**EXERCISE REQUIREMENTS**
Wherever the string "Extent" occurs in a line of these records, report that line.

Figure content listings
— BEGIN —
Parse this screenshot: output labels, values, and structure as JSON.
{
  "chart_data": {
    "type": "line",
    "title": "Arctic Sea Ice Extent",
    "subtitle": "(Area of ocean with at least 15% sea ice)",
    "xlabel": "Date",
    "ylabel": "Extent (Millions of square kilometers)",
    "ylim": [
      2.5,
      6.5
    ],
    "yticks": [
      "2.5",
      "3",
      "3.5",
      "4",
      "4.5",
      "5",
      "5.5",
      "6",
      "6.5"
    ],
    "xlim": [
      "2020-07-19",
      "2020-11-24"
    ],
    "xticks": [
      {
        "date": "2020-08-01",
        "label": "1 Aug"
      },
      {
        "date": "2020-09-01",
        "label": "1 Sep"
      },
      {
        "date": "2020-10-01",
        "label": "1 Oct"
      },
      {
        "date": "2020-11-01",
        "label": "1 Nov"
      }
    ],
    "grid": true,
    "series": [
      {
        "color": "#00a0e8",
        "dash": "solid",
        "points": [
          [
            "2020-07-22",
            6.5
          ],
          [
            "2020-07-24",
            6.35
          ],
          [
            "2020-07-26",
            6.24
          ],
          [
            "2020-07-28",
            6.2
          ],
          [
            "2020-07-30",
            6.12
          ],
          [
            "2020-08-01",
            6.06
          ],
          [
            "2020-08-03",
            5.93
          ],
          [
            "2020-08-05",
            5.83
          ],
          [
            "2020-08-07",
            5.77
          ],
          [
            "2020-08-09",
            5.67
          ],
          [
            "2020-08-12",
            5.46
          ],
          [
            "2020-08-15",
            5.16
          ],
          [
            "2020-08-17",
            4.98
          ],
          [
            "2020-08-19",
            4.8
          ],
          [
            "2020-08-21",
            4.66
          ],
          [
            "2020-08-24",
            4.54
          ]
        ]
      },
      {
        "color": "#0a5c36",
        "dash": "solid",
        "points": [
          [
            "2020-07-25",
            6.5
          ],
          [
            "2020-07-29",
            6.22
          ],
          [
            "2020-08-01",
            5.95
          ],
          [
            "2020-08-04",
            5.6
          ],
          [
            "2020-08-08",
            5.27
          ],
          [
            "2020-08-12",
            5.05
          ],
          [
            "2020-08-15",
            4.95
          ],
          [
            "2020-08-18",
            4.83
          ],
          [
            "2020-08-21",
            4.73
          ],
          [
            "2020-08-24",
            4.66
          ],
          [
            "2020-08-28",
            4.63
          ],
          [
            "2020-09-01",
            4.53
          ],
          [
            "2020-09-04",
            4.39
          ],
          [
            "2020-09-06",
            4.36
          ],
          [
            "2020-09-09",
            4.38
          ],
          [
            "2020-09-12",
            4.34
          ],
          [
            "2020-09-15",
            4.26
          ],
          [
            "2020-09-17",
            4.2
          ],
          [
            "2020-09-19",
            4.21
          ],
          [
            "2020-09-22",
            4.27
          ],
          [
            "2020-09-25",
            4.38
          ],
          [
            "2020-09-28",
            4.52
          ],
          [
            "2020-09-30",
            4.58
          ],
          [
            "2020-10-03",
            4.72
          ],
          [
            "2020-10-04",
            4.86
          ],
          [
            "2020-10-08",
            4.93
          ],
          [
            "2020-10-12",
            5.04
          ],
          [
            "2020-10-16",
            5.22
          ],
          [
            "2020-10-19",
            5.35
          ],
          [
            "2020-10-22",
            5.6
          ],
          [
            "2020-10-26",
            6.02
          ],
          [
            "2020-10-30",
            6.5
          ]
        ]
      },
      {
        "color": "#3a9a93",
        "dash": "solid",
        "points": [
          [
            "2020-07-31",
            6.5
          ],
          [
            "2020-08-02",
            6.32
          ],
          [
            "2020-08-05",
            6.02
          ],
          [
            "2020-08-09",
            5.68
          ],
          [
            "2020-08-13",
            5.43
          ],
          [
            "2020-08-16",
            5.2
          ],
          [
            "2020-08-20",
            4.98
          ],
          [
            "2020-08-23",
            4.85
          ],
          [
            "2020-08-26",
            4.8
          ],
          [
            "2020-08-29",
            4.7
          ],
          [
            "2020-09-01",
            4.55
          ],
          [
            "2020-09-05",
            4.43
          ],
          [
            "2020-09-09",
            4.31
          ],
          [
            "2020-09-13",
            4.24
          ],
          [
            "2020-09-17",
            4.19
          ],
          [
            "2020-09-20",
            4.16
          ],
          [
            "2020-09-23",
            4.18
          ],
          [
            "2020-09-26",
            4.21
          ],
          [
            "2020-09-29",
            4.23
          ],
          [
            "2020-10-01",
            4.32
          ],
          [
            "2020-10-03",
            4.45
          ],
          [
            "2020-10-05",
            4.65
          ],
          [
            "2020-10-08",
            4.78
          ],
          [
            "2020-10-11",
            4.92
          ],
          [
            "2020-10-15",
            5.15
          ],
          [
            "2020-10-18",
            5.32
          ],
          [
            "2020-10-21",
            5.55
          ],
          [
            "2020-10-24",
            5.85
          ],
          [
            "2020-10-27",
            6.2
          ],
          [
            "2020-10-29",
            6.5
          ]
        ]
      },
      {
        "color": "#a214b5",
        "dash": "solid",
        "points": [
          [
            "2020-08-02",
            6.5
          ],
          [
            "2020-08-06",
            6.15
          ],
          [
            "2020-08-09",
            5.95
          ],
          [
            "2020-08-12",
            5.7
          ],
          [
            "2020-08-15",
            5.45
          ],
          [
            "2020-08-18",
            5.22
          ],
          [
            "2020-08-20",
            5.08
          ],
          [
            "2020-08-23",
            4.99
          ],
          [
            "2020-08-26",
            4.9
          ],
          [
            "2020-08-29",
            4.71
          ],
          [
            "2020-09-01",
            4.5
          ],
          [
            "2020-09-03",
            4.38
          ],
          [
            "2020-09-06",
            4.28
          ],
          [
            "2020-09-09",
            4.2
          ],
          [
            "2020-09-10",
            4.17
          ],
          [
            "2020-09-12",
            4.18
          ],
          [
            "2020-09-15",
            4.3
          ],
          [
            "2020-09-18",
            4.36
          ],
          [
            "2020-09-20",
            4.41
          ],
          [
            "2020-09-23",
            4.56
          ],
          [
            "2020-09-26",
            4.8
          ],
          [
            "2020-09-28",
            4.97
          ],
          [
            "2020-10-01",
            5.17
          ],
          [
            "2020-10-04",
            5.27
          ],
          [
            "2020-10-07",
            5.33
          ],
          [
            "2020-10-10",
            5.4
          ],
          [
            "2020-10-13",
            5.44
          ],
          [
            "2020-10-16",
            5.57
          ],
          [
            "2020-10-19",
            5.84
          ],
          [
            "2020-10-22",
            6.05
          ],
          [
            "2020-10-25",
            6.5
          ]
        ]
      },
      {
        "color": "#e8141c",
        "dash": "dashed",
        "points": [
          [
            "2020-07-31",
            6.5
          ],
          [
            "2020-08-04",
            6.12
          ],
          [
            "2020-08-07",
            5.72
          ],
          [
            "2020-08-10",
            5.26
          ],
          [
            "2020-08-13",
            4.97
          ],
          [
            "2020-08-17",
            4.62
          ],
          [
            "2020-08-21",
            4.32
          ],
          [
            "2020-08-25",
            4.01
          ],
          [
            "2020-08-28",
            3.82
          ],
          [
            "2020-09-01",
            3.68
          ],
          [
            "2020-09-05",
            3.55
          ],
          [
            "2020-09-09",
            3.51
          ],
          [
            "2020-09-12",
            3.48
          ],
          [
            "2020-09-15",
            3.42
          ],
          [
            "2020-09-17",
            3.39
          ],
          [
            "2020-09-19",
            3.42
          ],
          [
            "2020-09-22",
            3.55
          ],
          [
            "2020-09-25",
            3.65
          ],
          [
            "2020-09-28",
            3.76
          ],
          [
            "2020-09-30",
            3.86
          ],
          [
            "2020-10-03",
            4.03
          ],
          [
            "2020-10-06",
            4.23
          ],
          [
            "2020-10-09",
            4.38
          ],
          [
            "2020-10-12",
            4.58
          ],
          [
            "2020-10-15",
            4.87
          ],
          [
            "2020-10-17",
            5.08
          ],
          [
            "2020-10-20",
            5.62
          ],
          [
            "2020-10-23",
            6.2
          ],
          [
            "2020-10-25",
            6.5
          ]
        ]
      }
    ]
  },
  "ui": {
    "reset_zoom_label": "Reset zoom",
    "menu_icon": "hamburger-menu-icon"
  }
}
— END —
**RESULT OF THIS TASK**
    "title": "Arctic Sea Ice Extent",
    "ylabel": "Extent (Millions of square kilometers)",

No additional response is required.